◆ PROBLEM DETAILS:
Repeat each record exactly as written, and drop any images.

◆ ◆ ◆ ◆ ◆

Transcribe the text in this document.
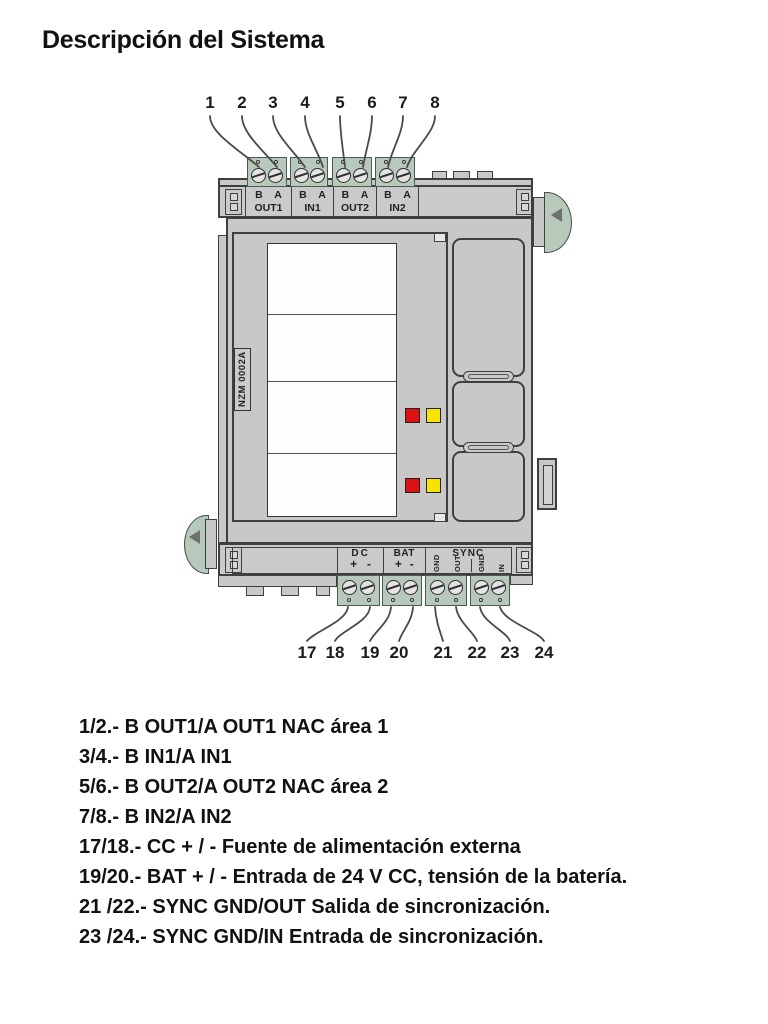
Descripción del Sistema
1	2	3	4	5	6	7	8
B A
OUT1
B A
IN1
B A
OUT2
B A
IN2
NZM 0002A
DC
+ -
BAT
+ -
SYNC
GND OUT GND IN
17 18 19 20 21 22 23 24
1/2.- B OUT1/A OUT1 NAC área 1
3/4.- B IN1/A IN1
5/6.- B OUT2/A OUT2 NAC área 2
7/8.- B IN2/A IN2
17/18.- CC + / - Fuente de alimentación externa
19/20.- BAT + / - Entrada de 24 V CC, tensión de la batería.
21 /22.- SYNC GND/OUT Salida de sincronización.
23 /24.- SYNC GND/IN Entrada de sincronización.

◆ ◆ ◆ ◆ ◆

◆ ANSWER TO THIS EXERCISE:
Transcribe the text in this document.
Descripción del Sistema
1	2	3	4	5	6	7	8
B A
OUT1
B A
IN1
B A
OUT2
B A
IN2
NZM 0002A
DC
+ -
BAT
+ -
SYNC
GND OUT GND IN
17 18 19 20 21 22 23 24
1/2.- B OUT1/A OUT1 NAC área 1
3/4.- B IN1/A IN1
5/6.- B OUT2/A OUT2 NAC área 2
7/8.- B IN2/A IN2
17/18.- CC + / - Fuente de alimentación externa
19/20.- BAT + / - Entrada de 24 V CC, tensión de la batería.
21 /22.- SYNC GND/OUT Salida de sincronización.
23 /24.- SYNC GND/IN Entrada de sincronización.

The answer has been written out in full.